TASK DESCRIPTION:
Quote all of the entries word for word.

## Begin PROVIDED MATERIAL

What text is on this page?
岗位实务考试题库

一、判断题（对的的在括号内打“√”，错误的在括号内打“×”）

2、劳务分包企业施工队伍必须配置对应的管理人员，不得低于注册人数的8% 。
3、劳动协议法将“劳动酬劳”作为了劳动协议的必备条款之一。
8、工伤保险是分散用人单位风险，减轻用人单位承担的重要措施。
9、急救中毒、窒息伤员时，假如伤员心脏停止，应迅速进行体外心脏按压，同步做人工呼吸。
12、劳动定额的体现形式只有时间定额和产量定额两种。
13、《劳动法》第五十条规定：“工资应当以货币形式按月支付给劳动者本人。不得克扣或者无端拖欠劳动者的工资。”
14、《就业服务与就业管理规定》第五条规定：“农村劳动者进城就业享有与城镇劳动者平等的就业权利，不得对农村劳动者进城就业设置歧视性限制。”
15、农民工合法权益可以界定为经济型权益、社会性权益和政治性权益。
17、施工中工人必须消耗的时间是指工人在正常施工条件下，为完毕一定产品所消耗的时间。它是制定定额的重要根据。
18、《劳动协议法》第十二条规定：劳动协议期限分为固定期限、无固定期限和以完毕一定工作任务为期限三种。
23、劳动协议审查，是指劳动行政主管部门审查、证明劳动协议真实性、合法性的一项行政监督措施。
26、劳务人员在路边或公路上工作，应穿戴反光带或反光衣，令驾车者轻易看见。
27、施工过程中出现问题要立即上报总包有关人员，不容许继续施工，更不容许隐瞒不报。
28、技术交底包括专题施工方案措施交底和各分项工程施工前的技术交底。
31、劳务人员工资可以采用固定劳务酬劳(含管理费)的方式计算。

## End PROVIDED MATERIAL

TASK SOLUTION:
What text is on this page?
岗位实务考试题库

一、判断题（对的的在括号内打“√”，错误的在括号内打“×”）

2、劳务分包企业施工队伍必须配置对应的管理人员，不得低于注册人数的8% 。
3、劳动协议法将“劳动酬劳”作为了劳动协议的必备条款之一。
8、工伤保险是分散用人单位风险，减轻用人单位承担的重要措施。
9、急救中毒、窒息伤员时，假如伤员心脏停止，应迅速进行体外心脏按压，同步做人工呼吸。
12、劳动定额的体现形式只有时间定额和产量定额两种。
13、《劳动法》第五十条规定：“工资应当以货币形式按月支付给劳动者本人。不得克扣或者无端拖欠劳动者的工资。”
14、《就业服务与就业管理规定》第五条规定：“农村劳动者进城就业享有与城镇劳动者平等的就业权利，不得对农村劳动者进城就业设置歧视性限制。”
15、农民工合法权益可以界定为经济型权益、社会性权益和政治性权益。
17、施工中工人必须消耗的时间是指工人在正常施工条件下，为完毕一定产品所消耗的时间。它是制定定额的重要根据。
18、《劳动协议法》第十二条规定：劳动协议期限分为固定期限、无固定期限和以完毕一定工作任务为期限三种。
23、劳动协议审查，是指劳动行政主管部门审查、证明劳动协议真实性、合法性的一项行政监督措施。
26、劳务人员在路边或公路上工作，应穿戴反光带或反光衣，令驾车者轻易看见。
27、施工过程中出现问题要立即上报总包有关人员，不容许继续施工，更不容许隐瞒不报。
28、技术交底包括专题施工方案措施交底和各分项工程施工前的技术交底。
31、劳务人员工资可以采用固定劳务酬劳(含管理费)的方式计算。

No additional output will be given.